### Trecho
····················

O artigo 225 traz uma série de atos do governo para implementar a proteção ambiental, entre eles a educação ambiental ponto importante para o despertar da sensibilidade, fator que possibilita a eficácia social às normas. Se, se busca criar uma norma que obrigue o cumprimento das outras, aqui está. Pois, é a partir da educação que se condiciona o cumprimento da norma. Não apenas o conhecimento delas, mas o despertar da sensibilidade de cumprimento dela. É a educação ambiental que propicia a consciência ecologia que efetivará a relação harmônica ser humano/ natureza.

Além da responsabilidade governamental, a Constituição inova ao determinar a responsabilidade social perante o meio ambiente, onde a coletividade tem papel preponderante na defesa do meio ambiente, garantindo a participação cidadã. Assim “esta proposta visa, de maneira adversa, a abranger também a tutela do meio ambiente, independentemente da sua utilidade direta, e busca a preservação da capacidade funcional do patrimônio natural, com ideais éticos e de colaboração e interação” (LEITE, AYALA, 2001, p.69)

····················

### Registros do conjunto de dados
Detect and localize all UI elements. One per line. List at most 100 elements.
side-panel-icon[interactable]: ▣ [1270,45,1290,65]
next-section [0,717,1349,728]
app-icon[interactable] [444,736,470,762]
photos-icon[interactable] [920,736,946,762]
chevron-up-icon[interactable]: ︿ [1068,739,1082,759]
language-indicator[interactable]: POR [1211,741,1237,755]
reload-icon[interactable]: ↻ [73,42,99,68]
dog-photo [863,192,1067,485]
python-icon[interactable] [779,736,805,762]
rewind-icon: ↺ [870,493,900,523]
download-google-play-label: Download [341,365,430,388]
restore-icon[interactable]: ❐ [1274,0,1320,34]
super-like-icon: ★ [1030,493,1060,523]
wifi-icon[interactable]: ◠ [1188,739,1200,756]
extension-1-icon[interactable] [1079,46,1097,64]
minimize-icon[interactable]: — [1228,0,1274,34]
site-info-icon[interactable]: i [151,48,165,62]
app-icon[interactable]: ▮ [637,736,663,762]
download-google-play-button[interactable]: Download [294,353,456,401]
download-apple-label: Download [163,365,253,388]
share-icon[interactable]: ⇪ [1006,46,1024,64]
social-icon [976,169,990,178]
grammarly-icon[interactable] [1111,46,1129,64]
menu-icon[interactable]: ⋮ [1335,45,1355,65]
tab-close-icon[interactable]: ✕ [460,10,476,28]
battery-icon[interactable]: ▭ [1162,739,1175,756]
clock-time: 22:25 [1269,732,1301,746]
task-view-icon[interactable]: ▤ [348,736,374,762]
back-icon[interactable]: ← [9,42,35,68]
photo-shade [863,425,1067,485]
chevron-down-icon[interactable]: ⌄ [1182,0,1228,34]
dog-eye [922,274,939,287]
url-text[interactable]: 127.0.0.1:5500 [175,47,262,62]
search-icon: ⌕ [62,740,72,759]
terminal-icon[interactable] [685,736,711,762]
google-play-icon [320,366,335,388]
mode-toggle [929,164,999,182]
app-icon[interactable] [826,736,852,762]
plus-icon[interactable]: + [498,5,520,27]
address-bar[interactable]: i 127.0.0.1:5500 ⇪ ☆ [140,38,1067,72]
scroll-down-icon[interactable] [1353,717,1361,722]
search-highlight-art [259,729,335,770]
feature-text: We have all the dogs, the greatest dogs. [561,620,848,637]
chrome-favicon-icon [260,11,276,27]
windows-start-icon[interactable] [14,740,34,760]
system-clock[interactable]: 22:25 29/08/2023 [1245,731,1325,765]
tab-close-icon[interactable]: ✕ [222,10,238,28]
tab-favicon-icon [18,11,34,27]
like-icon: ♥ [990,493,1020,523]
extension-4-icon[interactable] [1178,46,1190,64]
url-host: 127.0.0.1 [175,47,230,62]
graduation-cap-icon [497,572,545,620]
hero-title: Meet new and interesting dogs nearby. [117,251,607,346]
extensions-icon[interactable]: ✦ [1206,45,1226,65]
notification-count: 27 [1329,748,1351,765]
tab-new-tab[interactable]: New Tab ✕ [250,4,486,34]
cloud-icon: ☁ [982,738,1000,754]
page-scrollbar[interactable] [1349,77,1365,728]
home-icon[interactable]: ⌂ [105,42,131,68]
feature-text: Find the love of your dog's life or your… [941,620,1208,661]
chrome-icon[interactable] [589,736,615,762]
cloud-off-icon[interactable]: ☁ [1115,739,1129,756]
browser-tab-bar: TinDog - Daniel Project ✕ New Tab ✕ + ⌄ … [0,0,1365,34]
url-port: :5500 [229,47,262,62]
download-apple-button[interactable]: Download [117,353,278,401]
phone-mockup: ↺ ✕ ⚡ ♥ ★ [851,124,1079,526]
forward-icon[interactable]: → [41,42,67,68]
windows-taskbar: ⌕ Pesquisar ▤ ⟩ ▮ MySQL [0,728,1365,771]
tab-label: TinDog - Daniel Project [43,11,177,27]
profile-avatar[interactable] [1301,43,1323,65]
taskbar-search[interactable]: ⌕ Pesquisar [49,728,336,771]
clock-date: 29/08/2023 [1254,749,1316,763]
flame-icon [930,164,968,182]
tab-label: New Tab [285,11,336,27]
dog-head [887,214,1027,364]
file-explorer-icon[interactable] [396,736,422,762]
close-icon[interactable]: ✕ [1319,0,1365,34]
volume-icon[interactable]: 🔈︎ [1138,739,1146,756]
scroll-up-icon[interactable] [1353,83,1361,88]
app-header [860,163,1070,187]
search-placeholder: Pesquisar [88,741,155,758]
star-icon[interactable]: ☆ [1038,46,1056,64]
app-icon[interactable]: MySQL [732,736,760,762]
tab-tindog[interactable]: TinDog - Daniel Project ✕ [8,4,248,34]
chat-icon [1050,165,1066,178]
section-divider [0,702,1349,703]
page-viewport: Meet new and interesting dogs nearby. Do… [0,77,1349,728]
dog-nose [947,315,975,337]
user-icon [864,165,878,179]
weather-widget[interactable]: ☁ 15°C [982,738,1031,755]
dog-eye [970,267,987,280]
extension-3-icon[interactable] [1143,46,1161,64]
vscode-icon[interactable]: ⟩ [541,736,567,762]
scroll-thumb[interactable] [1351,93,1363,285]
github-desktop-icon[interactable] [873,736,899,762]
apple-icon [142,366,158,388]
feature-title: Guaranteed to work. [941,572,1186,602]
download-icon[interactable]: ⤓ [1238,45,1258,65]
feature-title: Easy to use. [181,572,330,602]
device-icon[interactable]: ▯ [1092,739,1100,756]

····················

### Questão 1
Responda com base no trecho:
(a) Qual ponto importante o artigo 225 inclui entre os atos do governo para a proteção ambiental?
(b) Além da responsabilidade do governo, que responsabilidade a Constituição determina perante o meio ambiente?
(c) Que papel a coletividade tem na defesa do meio ambiente?
### Questão 2
Transcreva do trecho a parte que começa nas palavras "O artigo 225" e termina em "ser humano/ natureza.".

### Resposta correta 1
(a) A educação ambiental.
(b) A responsabilidade social.
(c) Um papel preponderante.

### Resposta correta 2
O artigo 225 traz uma série de atos do governo para implementar a proteção ambiental, entre eles a educação ambiental ponto importante para o despertar da sensibilidade, fator que possibilita a eficácia social às normas. Se, se busca criar uma norma que obrigue o cumprimento das outras, aqui está. Pois, é a partir da educação que se condiciona o cumprimento da norma. Não apenas o conhecimento delas, mas o despertar da sensibilidade de cumprimento dela. É a educação ambiental que propicia a consciência ecologia que efetivará a relação harmônica ser humano/ natureza.